▶ _Exercise_: Pull out each line of the records holding the string "المرأة".

▶ _Information provided_:
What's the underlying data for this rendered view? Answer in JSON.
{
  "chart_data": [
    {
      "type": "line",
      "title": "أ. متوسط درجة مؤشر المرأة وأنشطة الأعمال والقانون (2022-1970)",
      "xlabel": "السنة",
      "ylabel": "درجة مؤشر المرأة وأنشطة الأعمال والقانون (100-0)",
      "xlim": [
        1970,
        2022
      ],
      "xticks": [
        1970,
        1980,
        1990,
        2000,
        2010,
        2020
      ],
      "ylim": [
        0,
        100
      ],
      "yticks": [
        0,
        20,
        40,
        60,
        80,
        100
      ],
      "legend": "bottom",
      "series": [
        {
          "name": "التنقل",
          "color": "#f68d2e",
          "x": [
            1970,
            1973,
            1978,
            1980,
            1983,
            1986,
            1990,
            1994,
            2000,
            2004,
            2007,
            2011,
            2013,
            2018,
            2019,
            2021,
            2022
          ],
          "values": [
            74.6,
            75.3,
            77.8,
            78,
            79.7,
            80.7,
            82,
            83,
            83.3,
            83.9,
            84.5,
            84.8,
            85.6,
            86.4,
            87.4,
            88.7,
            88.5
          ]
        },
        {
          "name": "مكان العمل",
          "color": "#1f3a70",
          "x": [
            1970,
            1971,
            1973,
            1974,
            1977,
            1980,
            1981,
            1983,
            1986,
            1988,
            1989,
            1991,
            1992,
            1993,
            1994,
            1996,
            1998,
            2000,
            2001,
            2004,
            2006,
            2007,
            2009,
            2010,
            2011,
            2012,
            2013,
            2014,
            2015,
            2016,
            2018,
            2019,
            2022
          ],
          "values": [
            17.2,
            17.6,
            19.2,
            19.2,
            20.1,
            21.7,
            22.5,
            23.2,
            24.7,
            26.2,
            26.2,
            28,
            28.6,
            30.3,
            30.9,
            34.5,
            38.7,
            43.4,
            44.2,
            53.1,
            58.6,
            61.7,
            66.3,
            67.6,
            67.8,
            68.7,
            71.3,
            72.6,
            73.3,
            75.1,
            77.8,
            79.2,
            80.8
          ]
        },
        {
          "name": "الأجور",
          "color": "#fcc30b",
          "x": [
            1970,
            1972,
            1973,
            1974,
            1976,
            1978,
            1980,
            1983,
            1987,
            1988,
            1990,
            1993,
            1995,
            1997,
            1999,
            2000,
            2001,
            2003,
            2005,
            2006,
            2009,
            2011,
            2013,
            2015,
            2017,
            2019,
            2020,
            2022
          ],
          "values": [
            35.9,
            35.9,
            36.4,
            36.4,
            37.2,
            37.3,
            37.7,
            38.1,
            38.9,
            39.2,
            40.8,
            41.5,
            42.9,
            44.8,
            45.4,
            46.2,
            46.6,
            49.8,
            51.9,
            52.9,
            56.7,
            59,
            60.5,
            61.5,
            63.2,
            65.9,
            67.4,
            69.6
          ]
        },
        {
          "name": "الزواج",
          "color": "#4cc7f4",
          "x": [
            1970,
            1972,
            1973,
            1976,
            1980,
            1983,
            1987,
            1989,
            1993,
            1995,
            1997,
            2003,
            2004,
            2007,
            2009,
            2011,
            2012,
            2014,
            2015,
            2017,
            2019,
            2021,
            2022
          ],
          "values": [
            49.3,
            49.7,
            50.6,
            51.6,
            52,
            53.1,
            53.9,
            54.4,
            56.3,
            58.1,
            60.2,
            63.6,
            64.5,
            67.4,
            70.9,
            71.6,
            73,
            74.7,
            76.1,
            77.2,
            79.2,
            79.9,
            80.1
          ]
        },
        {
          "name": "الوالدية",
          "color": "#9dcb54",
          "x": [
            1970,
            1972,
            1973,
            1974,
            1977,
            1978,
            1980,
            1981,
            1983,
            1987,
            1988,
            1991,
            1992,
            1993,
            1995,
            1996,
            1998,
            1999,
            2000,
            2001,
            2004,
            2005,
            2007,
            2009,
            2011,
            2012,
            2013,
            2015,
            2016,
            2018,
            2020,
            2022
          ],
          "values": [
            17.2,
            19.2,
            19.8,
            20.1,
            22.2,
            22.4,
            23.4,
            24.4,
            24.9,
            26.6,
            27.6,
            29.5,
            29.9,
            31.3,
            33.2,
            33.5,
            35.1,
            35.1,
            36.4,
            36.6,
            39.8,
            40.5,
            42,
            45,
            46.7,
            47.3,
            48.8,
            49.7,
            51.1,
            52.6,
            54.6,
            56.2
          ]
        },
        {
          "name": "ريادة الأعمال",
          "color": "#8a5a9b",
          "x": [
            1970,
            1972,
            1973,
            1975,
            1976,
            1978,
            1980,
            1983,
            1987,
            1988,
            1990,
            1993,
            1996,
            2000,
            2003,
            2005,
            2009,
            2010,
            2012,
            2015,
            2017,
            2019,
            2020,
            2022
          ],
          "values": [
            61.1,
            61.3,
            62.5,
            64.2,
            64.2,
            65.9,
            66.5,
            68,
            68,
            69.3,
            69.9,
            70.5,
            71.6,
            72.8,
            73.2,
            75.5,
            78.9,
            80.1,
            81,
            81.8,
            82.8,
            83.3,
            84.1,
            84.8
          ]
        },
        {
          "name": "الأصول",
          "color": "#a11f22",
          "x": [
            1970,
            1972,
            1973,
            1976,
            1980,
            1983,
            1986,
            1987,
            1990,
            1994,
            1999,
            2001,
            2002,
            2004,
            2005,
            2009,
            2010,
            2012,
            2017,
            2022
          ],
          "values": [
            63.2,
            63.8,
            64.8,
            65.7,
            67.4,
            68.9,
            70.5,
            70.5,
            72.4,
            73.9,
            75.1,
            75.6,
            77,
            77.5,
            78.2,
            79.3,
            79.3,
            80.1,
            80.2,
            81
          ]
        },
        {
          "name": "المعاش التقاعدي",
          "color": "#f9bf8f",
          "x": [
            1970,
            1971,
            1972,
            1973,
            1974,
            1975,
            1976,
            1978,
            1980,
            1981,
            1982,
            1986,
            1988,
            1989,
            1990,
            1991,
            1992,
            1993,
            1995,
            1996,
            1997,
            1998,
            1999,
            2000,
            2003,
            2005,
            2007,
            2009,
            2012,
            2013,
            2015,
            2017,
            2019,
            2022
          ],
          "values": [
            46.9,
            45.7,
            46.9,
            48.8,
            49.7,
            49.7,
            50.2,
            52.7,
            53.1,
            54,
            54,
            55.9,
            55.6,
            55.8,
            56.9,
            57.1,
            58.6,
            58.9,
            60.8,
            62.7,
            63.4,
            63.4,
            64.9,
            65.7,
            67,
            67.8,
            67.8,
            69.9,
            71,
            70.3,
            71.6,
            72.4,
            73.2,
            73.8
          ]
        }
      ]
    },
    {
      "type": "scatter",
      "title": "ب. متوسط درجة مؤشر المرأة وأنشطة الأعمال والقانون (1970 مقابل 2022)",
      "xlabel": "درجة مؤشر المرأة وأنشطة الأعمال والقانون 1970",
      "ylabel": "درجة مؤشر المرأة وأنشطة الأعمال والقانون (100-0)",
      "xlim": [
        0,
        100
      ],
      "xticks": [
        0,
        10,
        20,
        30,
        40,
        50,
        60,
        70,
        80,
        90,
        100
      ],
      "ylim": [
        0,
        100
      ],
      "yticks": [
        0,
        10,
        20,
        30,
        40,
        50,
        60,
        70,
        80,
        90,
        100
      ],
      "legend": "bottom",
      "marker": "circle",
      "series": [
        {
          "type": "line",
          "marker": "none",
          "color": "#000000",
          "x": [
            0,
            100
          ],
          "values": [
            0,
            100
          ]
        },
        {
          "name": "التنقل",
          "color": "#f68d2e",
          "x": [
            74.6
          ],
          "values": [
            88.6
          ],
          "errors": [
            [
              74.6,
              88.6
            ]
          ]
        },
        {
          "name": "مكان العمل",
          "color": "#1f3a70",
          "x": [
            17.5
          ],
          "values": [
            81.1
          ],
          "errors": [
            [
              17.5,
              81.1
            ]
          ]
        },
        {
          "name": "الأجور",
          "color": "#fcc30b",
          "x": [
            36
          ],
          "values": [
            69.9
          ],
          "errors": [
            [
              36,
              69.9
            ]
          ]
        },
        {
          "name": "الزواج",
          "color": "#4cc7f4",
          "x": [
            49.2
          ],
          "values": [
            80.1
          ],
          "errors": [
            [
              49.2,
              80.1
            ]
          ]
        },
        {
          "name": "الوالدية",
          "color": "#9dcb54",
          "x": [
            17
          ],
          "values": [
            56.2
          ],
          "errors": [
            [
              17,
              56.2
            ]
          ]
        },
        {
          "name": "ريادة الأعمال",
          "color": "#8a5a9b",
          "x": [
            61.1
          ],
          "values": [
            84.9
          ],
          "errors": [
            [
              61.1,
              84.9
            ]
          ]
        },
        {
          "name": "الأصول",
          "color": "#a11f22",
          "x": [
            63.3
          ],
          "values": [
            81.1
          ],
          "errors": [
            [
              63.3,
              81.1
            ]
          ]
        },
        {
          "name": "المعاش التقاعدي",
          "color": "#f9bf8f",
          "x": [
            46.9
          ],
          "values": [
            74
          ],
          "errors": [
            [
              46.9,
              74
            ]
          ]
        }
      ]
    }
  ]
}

▶ _Full solution_:
      "title": "أ. متوسط درجة مؤشر المرأة وأنشطة الأعمال والقانون (2022-1970)",
      "ylabel": "درجة مؤشر المرأة وأنشطة الأعمال والقانون (100-0)",
      "title": "ب. متوسط درجة مؤشر المرأة وأنشطة الأعمال والقانون (1970 مقابل 2022)",
      "xlabel": "درجة مؤشر المرأة وأنشطة الأعمال والقانون 1970",
      "ylabel": "درجة مؤشر المرأة وأنشطة الأعمال والقانون (100-0)",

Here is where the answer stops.